** Begin **
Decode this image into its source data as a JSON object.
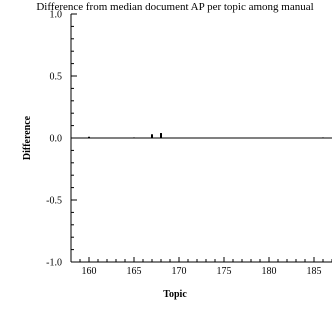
{
  "chart_data": {
    "type": "bar",
    "title": "Difference from median document AP per topic among manual",
    "xlabel": "Topic",
    "ylabel": "Difference",
    "xlim": [
      158,
      187
    ],
    "ylim": [
      -1.0,
      1.0
    ],
    "x_ticks": [
      "160",
      "165",
      "170",
      "175",
      "180",
      "185"
    ],
    "y_ticks": [
      "1.0",
      "0.5",
      "0.0",
      "-0.5",
      "-1.0"
    ],
    "x": [
      160,
      161,
      162,
      163,
      164,
      165,
      166,
      167,
      168,
      169,
      170,
      171,
      172,
      173,
      174,
      175,
      176,
      177,
      178,
      179,
      180,
      181,
      182,
      183,
      184,
      185,
      186
    ],
    "values": [
      0.01,
      0.0,
      0.0,
      0.0,
      0.0,
      0.005,
      0.0,
      0.03,
      0.04,
      0.0,
      0.0,
      0.0,
      0.0,
      0.0,
      0.0,
      0.0,
      0.0,
      0.0,
      0.0,
      0.0,
      0.0,
      0.0,
      0.0,
      0.0,
      0.0,
      0.0,
      0.005
    ],
    "grid": false,
    "colors": {
      "bar": "#000000",
      "axis": "#000000",
      "background": "#ffffff"
    }
  }
}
** End **
(Problem details): Exclude the images, then output the data above word for word.

(Solution to the exercise):
Decode this image into its source data as a JSON object.
{
  "chart_data": {
    "type": "bar",
    "title": "Difference from median document AP per topic among manual",
    "xlabel": "Topic",
    "ylabel": "Difference",
    "xlim": [
      158,
      187
    ],
    "ylim": [
      -1.0,
      1.0
    ],
    "x_ticks": [
      "160",
      "165",
      "170",
      "175",
      "180",
      "185"
    ],
    "y_ticks": [
      "1.0",
      "0.5",
      "0.0",
      "-0.5",
      "-1.0"
    ],
    "x": [
      160,
      161,
      162,
      163,
      164,
      165,
      166,
      167,
      168,
      169,
      170,
      171,
      172,
      173,
      174,
      175,
      176,
      177,
      178,
      179,
      180,
      181,
      182,
      183,
      184,
      185,
      186
    ],
    "values": [
      0.01,
      0.0,
      0.0,
      0.0,
      0.0,
      0.005,
      0.0,
      0.03,
      0.04,
      0.0,
      0.0,
      0.0,
      0.0,
      0.0,
      0.0,
      0.0,
      0.0,
      0.0,
      0.0,
      0.0,
      0.0,
      0.0,
      0.0,
      0.0,
      0.0,
      0.0,
      0.005
    ],
    "grid": false,
    "colors": {
      "bar": "#000000",
      "axis": "#000000",
      "background": "#ffffff"
    }
  }
}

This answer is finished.